▶ **Stated exercise**
With the pictures left out, copy the listing below exactly.

Records:
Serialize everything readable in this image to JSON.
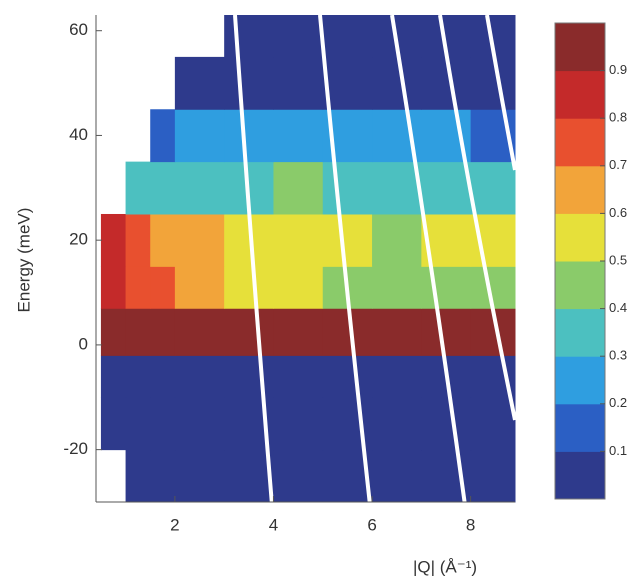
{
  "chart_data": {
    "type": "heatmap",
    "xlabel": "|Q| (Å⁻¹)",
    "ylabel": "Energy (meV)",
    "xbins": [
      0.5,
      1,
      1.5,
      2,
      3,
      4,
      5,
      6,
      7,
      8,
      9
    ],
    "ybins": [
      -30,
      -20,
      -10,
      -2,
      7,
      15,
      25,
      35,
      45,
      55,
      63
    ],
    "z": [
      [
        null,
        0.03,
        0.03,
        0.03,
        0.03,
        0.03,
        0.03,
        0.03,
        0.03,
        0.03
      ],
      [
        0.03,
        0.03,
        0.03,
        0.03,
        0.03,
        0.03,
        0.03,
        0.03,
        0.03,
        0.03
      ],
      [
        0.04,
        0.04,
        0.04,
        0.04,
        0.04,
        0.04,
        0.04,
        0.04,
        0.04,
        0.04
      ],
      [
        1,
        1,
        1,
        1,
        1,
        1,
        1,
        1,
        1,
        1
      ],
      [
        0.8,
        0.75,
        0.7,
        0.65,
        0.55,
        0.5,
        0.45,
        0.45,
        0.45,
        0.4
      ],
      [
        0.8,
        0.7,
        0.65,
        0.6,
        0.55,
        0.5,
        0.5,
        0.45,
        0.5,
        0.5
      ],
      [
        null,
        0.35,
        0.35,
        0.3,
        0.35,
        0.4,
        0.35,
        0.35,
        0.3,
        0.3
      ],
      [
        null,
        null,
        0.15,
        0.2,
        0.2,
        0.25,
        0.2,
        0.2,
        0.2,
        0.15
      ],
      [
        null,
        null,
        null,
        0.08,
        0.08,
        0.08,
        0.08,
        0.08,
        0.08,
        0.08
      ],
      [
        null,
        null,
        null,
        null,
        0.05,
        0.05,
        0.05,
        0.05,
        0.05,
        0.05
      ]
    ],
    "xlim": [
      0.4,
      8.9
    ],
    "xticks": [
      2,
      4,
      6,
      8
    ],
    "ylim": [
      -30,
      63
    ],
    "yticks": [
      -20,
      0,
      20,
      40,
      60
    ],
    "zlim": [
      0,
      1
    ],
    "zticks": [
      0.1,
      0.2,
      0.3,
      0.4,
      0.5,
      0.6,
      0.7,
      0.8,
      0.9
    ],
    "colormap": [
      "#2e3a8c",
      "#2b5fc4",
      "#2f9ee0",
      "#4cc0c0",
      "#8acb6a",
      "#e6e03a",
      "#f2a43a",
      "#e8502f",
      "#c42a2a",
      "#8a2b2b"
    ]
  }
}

▶ **Expected answer**
Serialize everything readable in this image to JSON.
{
  "chart_data": {
    "type": "heatmap",
    "xlabel": "|Q| (Å⁻¹)",
    "ylabel": "Energy (meV)",
    "xbins": [
      0.5,
      1,
      1.5,
      2,
      3,
      4,
      5,
      6,
      7,
      8,
      9
    ],
    "ybins": [
      -30,
      -20,
      -10,
      -2,
      7,
      15,
      25,
      35,
      45,
      55,
      63
    ],
    "z": [
      [
        null,
        0.03,
        0.03,
        0.03,
        0.03,
        0.03,
        0.03,
        0.03,
        0.03,
        0.03
      ],
      [
        0.03,
        0.03,
        0.03,
        0.03,
        0.03,
        0.03,
        0.03,
        0.03,
        0.03,
        0.03
      ],
      [
        0.04,
        0.04,
        0.04,
        0.04,
        0.04,
        0.04,
        0.04,
        0.04,
        0.04,
        0.04
      ],
      [
        1,
        1,
        1,
        1,
        1,
        1,
        1,
        1,
        1,
        1
      ],
      [
        0.8,
        0.75,
        0.7,
        0.65,
        0.55,
        0.5,
        0.45,
        0.45,
        0.45,
        0.4
      ],
      [
        0.8,
        0.7,
        0.65,
        0.6,
        0.55,
        0.5,
        0.5,
        0.45,
        0.5,
        0.5
      ],
      [
        null,
        0.35,
        0.35,
        0.3,
        0.35,
        0.4,
        0.35,
        0.35,
        0.3,
        0.3
      ],
      [
        null,
        null,
        0.15,
        0.2,
        0.2,
        0.25,
        0.2,
        0.2,
        0.2,
        0.15
      ],
      [
        null,
        null,
        null,
        0.08,
        0.08,
        0.08,
        0.08,
        0.08,
        0.08,
        0.08
      ],
      [
        null,
        null,
        null,
        null,
        0.05,
        0.05,
        0.05,
        0.05,
        0.05,
        0.05
      ]
    ],
    "xlim": [
      0.4,
      8.9
    ],
    "xticks": [
      2,
      4,
      6,
      8
    ],
    "ylim": [
      -30,
      63
    ],
    "yticks": [
      -20,
      0,
      20,
      40,
      60
    ],
    "zlim": [
      0,
      1
    ],
    "zticks": [
      0.1,
      0.2,
      0.3,
      0.4,
      0.5,
      0.6,
      0.7,
      0.8,
      0.9
    ],
    "colormap": [
      "#2e3a8c",
      "#2b5fc4",
      "#2f9ee0",
      "#4cc0c0",
      "#8acb6a",
      "#e6e03a",
      "#f2a43a",
      "#e8502f",
      "#c42a2a",
      "#8a2b2b"
    ]
  }
}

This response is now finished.